* TASK PROMPT *
Look through the lines below and extract each one that contains "type".

— START OF DATA LISTING —

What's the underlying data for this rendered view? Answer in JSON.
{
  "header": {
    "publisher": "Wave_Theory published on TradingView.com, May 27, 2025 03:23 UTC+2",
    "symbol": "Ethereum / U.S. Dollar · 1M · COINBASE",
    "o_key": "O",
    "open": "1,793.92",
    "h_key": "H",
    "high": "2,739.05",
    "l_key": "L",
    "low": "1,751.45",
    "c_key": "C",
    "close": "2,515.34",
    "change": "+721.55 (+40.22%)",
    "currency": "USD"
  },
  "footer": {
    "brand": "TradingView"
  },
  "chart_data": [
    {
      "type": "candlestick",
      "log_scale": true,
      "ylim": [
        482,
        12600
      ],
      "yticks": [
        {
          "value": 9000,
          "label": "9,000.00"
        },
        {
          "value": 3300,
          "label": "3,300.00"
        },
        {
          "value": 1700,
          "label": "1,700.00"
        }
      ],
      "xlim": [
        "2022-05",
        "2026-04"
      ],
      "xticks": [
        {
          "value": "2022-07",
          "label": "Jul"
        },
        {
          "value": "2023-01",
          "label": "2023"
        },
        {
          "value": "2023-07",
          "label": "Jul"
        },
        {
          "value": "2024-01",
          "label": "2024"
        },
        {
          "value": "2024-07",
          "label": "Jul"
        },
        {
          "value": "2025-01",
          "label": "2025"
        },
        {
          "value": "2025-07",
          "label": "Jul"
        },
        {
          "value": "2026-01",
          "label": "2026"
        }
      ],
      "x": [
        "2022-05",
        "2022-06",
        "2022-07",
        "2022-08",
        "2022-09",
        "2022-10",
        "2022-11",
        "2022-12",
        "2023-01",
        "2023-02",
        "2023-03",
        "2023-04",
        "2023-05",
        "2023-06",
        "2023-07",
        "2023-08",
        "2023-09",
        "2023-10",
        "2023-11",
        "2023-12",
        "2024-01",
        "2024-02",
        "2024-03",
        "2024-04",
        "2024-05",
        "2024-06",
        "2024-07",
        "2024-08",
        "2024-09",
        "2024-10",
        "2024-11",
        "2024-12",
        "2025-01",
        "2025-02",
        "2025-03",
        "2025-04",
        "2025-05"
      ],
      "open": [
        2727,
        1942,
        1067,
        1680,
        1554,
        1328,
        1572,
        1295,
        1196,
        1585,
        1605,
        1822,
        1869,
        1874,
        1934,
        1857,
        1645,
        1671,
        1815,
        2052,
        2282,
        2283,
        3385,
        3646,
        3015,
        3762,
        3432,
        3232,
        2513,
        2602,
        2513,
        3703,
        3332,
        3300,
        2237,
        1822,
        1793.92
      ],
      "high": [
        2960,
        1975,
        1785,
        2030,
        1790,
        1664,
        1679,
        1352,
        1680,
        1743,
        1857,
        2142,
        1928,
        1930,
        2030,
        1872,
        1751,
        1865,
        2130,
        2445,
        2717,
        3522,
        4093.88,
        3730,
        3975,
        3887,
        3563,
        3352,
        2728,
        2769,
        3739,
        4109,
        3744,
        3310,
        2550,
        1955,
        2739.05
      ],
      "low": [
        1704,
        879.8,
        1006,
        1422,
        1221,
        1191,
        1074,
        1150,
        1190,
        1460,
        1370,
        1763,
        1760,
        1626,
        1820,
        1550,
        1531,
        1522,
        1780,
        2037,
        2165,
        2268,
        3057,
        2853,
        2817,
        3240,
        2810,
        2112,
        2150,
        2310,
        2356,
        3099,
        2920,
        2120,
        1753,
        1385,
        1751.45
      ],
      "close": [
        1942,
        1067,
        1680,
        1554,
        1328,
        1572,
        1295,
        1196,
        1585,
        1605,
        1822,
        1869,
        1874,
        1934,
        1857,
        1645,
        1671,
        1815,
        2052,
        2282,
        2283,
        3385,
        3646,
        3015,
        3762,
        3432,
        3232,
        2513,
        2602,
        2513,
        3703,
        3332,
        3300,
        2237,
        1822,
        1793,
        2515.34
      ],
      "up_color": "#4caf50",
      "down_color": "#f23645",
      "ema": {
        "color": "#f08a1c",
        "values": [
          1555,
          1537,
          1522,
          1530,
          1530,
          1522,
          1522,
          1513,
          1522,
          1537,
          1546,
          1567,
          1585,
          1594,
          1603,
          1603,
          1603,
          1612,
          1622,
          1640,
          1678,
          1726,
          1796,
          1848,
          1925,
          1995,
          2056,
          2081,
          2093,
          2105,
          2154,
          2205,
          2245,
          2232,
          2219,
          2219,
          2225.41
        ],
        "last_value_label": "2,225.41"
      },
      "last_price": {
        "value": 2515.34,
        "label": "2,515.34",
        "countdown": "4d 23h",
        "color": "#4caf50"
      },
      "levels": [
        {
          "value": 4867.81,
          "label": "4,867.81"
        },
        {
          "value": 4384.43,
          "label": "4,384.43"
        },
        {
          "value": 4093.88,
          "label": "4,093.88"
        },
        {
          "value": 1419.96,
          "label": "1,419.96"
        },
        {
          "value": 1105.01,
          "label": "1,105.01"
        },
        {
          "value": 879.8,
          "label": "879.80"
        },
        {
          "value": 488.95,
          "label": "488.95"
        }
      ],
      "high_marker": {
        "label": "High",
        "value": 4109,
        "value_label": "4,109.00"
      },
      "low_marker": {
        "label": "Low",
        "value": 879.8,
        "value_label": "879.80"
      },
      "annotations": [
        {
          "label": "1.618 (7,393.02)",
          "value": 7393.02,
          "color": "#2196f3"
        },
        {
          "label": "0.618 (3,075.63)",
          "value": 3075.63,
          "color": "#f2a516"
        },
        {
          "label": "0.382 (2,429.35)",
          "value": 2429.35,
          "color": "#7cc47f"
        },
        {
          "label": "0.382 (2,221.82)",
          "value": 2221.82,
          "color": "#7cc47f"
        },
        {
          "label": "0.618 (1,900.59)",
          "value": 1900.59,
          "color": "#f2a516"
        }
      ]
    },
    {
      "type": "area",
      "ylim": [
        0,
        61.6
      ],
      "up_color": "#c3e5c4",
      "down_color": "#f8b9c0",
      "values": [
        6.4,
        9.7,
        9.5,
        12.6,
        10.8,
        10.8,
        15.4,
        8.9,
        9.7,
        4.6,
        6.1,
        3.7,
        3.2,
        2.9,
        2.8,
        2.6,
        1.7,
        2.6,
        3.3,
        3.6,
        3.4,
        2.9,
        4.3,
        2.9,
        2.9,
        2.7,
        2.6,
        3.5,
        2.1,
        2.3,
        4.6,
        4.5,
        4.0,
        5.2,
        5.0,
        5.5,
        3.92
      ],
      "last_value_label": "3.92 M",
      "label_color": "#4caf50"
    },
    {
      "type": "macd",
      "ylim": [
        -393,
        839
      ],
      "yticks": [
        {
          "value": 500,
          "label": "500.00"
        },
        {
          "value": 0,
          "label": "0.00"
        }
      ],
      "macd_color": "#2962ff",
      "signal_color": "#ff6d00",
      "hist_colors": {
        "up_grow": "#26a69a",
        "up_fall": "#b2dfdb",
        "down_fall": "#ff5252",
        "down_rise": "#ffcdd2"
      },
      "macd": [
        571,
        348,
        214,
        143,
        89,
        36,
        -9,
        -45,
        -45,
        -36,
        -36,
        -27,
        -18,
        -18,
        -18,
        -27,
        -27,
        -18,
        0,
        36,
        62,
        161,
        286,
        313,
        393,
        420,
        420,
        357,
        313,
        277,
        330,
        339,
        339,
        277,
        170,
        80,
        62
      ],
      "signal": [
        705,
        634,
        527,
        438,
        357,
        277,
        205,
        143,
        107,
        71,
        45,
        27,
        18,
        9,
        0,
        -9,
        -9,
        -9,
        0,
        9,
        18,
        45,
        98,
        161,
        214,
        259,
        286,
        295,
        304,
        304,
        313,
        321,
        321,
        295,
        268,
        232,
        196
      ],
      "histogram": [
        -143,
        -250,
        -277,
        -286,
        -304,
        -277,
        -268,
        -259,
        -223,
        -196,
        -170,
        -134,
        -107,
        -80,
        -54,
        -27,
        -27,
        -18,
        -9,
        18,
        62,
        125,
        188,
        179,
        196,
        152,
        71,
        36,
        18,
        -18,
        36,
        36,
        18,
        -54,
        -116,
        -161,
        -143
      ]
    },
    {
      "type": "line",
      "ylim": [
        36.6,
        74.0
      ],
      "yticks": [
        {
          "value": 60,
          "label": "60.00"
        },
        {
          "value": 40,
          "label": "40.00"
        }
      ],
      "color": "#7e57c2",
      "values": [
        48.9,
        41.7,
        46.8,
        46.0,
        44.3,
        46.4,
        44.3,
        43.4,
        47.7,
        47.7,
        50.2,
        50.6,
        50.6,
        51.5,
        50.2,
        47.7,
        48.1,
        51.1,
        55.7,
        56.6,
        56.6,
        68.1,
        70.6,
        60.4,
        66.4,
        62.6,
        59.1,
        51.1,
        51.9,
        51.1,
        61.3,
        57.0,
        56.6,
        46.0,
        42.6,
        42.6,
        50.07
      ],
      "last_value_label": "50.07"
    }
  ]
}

— END OF DATA LISTING —

* COMPLETE ANSWER *
      "type": "candlestick",
      "type": "area",
      "type": "macd",
      "type": "line",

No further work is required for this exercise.